> **EXERCISE INSTRUCTIONS**:
Copy all lines below containing "video".

-- begin --

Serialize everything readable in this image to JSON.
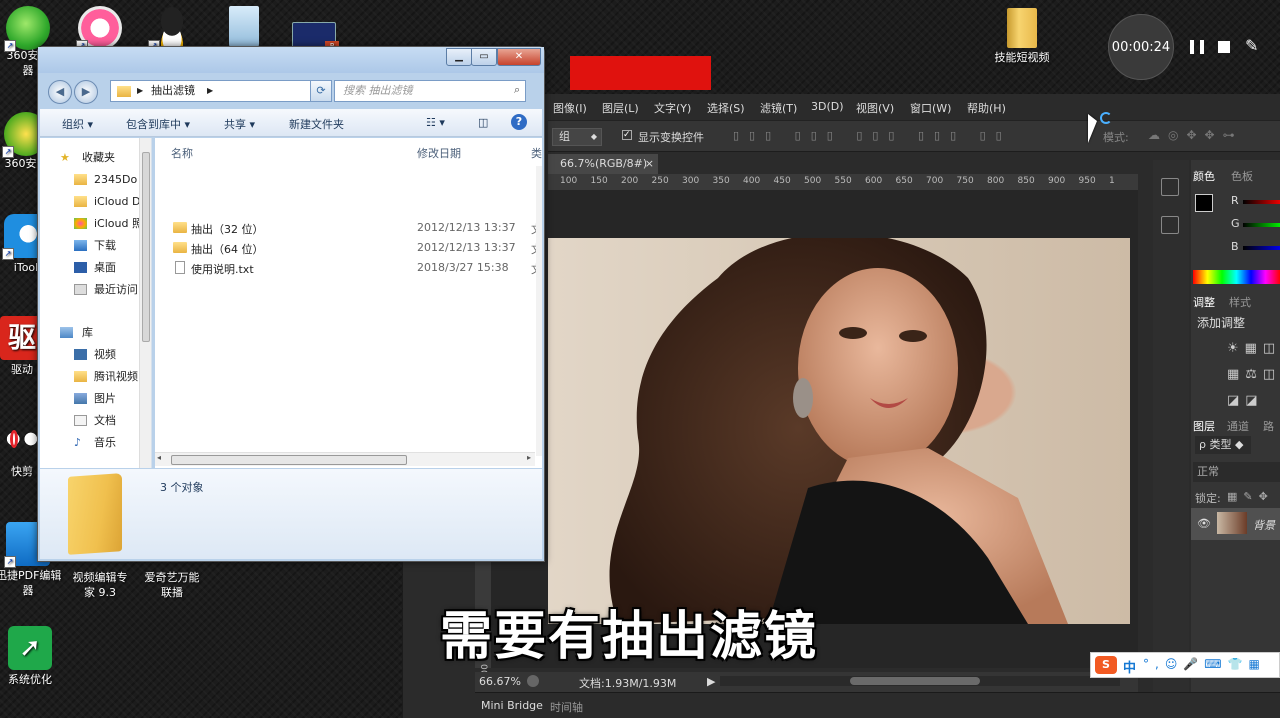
{
  "desktop": {
    "icons": [
      {
        "label": "360安全\n器",
        "name": "360-browser"
      },
      {
        "label": "",
        "name": "itunes"
      },
      {
        "label": "",
        "name": "qq"
      },
      {
        "label": "",
        "name": "recycle-bin"
      },
      {
        "label": "",
        "name": "ppt-file"
      },
      {
        "label": "360安全",
        "name": "360-security"
      },
      {
        "label": "iTool",
        "name": "itools"
      },
      {
        "label": "驱动",
        "name": "driver-app"
      },
      {
        "label": "快剪",
        "name": "quick-cut"
      },
      {
        "label": "迅捷PDF编辑\n器",
        "name": "pdf-editor"
      },
      {
        "label": "视频编辑专\n家 9.3",
        "name": "video-editor"
      },
      {
        "label": "爱奇艺万能\n联播",
        "name": "iqiyi"
      },
      {
        "label": "系统优化",
        "name": "system-optimizer"
      },
      {
        "label": "技能短视频",
        "name": "skill-video-folder"
      }
    ]
  },
  "recorder": {
    "time": "00:00:24"
  },
  "explorer": {
    "address": "抽出滤镜",
    "search_placeholder": "搜索 抽出滤镜",
    "toolbar": {
      "organize": "组织",
      "include": "包含到库中",
      "share": "共享",
      "new_folder": "新建文件夹"
    },
    "nav": {
      "favorites": "收藏夹",
      "fav_items": [
        "2345Do",
        "iCloud D",
        "iCloud 照",
        "下载",
        "桌面",
        "最近访问"
      ],
      "library": "库",
      "lib_items": [
        "视频",
        "腾讯视频",
        "图片",
        "文档",
        "音乐"
      ]
    },
    "columns": {
      "name": "名称",
      "date": "修改日期",
      "type": "类"
    },
    "files": [
      {
        "name": "抽出（32 位）",
        "date": "2012/12/13 13:37",
        "type": "文",
        "kind": "folder"
      },
      {
        "name": "抽出（64 位）",
        "date": "2012/12/13 13:37",
        "type": "文",
        "kind": "folder"
      },
      {
        "name": "使用说明.txt",
        "date": "2018/3/27 15:38",
        "type": "文",
        "kind": "txt"
      }
    ],
    "count": "3 个对象"
  },
  "photoshop": {
    "menu": [
      "图像(I)",
      "图层(L)",
      "文字(Y)",
      "选择(S)",
      "滤镜(T)",
      "3D(D)",
      "视图(V)",
      "窗口(W)",
      "帮助(H)"
    ],
    "options": {
      "group": "组",
      "show_transform": "显示变换控件",
      "mode": "模式:"
    },
    "doc_tab": "66.7%(RGB/8#)",
    "ruler_ticks": [
      "100",
      "150",
      "200",
      "250",
      "300",
      "350",
      "400",
      "450",
      "500",
      "550",
      "600",
      "650",
      "700",
      "750",
      "800",
      "850",
      "900",
      "950",
      "1"
    ],
    "status": {
      "zoom": "66.67%",
      "doc": "文档:1.93M/1.93M"
    },
    "bottom_tabs": [
      "Mini Bridge",
      "时间轴"
    ],
    "panels": {
      "color_tab": "颜色",
      "swatches_tab": "色板",
      "channels": [
        "R",
        "G",
        "B"
      ],
      "adjust_tab": "调整",
      "styles_tab": "样式",
      "add_adjust": "添加调整",
      "layers_tab": "图层",
      "channels_tab": "通道",
      "paths_tab": "路",
      "kind": "ρ 类型",
      "blend": "正常",
      "lock": "锁定:",
      "layer_name": "背景"
    }
  },
  "subtitle": "需要有抽出滤镜",
  "ime": {
    "lang": "中"
  }
}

-- end --

> **COMPLETED TASK**:
        "name": "video-editor"
        "name": "skill-video-folder"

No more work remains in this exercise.